REQUEST
Reproduce every one of the lines below with no changes.

PROVIDED DATA

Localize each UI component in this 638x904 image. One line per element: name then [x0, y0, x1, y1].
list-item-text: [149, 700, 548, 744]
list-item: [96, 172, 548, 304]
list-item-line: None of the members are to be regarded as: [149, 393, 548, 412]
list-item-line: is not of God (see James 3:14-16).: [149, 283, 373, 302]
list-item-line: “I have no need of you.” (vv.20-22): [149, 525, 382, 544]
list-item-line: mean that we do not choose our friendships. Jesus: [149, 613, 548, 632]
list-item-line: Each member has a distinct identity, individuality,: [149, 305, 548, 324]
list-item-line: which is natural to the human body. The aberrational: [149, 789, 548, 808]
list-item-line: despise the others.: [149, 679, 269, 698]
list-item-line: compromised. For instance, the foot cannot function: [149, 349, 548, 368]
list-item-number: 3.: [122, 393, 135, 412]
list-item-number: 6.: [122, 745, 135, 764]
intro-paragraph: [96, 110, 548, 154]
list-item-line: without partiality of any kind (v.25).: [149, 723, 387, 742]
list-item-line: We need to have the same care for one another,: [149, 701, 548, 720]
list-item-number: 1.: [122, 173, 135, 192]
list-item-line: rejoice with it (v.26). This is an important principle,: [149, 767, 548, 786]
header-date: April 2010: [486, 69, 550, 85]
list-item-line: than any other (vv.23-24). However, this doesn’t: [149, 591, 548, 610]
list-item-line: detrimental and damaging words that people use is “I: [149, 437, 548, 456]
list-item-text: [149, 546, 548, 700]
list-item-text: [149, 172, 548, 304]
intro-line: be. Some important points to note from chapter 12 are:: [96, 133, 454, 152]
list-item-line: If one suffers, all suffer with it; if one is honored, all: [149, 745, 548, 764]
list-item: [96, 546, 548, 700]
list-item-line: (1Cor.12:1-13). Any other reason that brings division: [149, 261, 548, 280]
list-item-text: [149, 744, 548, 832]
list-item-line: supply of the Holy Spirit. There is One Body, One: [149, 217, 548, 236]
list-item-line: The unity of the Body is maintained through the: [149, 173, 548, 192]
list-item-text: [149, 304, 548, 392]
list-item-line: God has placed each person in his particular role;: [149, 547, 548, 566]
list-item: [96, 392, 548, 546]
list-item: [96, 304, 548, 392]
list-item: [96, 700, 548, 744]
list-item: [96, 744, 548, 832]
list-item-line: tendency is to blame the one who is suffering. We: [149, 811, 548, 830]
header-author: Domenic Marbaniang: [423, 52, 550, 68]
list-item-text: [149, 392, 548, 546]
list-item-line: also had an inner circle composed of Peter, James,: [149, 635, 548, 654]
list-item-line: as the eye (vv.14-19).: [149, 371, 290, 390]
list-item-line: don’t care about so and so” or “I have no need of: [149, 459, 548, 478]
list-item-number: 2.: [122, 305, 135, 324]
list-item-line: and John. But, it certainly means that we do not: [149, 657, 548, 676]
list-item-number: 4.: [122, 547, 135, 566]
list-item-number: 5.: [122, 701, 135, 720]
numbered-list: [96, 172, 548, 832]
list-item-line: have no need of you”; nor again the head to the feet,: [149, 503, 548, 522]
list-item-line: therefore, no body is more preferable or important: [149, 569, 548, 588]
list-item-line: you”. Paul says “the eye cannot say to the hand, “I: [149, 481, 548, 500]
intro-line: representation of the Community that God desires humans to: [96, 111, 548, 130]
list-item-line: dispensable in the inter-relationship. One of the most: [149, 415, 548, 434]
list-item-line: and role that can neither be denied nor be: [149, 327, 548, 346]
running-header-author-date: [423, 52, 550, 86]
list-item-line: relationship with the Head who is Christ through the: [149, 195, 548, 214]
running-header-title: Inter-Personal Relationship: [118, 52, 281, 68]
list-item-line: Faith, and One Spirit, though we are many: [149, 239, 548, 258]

OUTPUT OF THE TASK
Localize each UI component in this 638x904 image. One line per element: name then [x0, y0, x1, y1].
list-item-text: [149, 700, 548, 744]
list-item: [96, 172, 548, 304]
list-item-line: None of the members are to be regarded as: [149, 393, 548, 412]
list-item-line: is not of God (see James 3:14-16).: [149, 283, 373, 302]
list-item-line: “I have no need of you.” (vv.20-22): [149, 525, 382, 544]
list-item-line: mean that we do not choose our friendships. Jesus: [149, 613, 548, 632]
list-item-line: Each member has a distinct identity, individuality,: [149, 305, 548, 324]
list-item-line: which is natural to the human body. The aberrational: [149, 789, 548, 808]
list-item-line: despise the others.: [149, 679, 269, 698]
list-item-line: compromised. For instance, the foot cannot function: [149, 349, 548, 368]
list-item-number: 3.: [122, 393, 135, 412]
list-item-number: 6.: [122, 745, 135, 764]
intro-paragraph: [96, 110, 548, 154]
list-item-line: without partiality of any kind (v.25).: [149, 723, 387, 742]
list-item-line: We need to have the same care for one another,: [149, 701, 548, 720]
list-item-number: 1.: [122, 173, 135, 192]
list-item-line: rejoice with it (v.26). This is an important principle,: [149, 767, 548, 786]
header-date: April 2010: [486, 69, 550, 85]
list-item-line: than any other (vv.23-24). However, this doesn’t: [149, 591, 548, 610]
list-item-line: detrimental and damaging words that people use is “I: [149, 437, 548, 456]
list-item-text: [149, 546, 548, 700]
list-item-text: [149, 172, 548, 304]
intro-line: be. Some important points to note from chapter 12 are:: [96, 133, 454, 152]
list-item-line: If one suffers, all suffer with it; if one is honored, all: [149, 745, 548, 764]
list-item: [96, 546, 548, 700]
list-item-line: (1Cor.12:1-13). Any other reason that brings division: [149, 261, 548, 280]
list-item-text: [149, 744, 548, 832]
list-item-line: supply of the Holy Spirit. There is One Body, One: [149, 217, 548, 236]
list-item-line: The unity of the Body is maintained through the: [149, 173, 548, 192]
list-item-text: [149, 304, 548, 392]
list-item-line: God has placed each person in his particular role;: [149, 547, 548, 566]
list-item: [96, 392, 548, 546]
list-item: [96, 304, 548, 392]
list-item: [96, 700, 548, 744]
list-item: [96, 744, 548, 832]
list-item-line: tendency is to blame the one who is suffering. We: [149, 811, 548, 830]
header-author: Domenic Marbaniang: [423, 52, 550, 68]
list-item-text: [149, 392, 548, 546]
list-item-line: also had an inner circle composed of Peter, James,: [149, 635, 548, 654]
list-item-line: as the eye (vv.14-19).: [149, 371, 290, 390]
list-item-line: don’t care about so and so” or “I have no need of: [149, 459, 548, 478]
list-item-number: 2.: [122, 305, 135, 324]
list-item-line: and John. But, it certainly means that we do not: [149, 657, 548, 676]
list-item-number: 4.: [122, 547, 135, 566]
list-item-number: 5.: [122, 701, 135, 720]
numbered-list: [96, 172, 548, 832]
list-item-line: have no need of you”; nor again the head to the feet,: [149, 503, 548, 522]
list-item-line: therefore, no body is more preferable or important: [149, 569, 548, 588]
list-item-line: you”. Paul says “the eye cannot say to the hand, “I: [149, 481, 548, 500]
intro-line: representation of the Community that God desires humans to: [96, 111, 548, 130]
list-item-line: dispensable in the inter-relationship. One of the most: [149, 415, 548, 434]
list-item-line: and role that can neither be denied nor be: [149, 327, 548, 346]
running-header-author-date: [423, 52, 550, 86]
list-item-line: relationship with the Head who is Christ through the: [149, 195, 548, 214]
running-header-title: Inter-Personal Relationship: [118, 52, 281, 68]
list-item-line: Faith, and One Spirit, though we are many: [149, 239, 548, 258]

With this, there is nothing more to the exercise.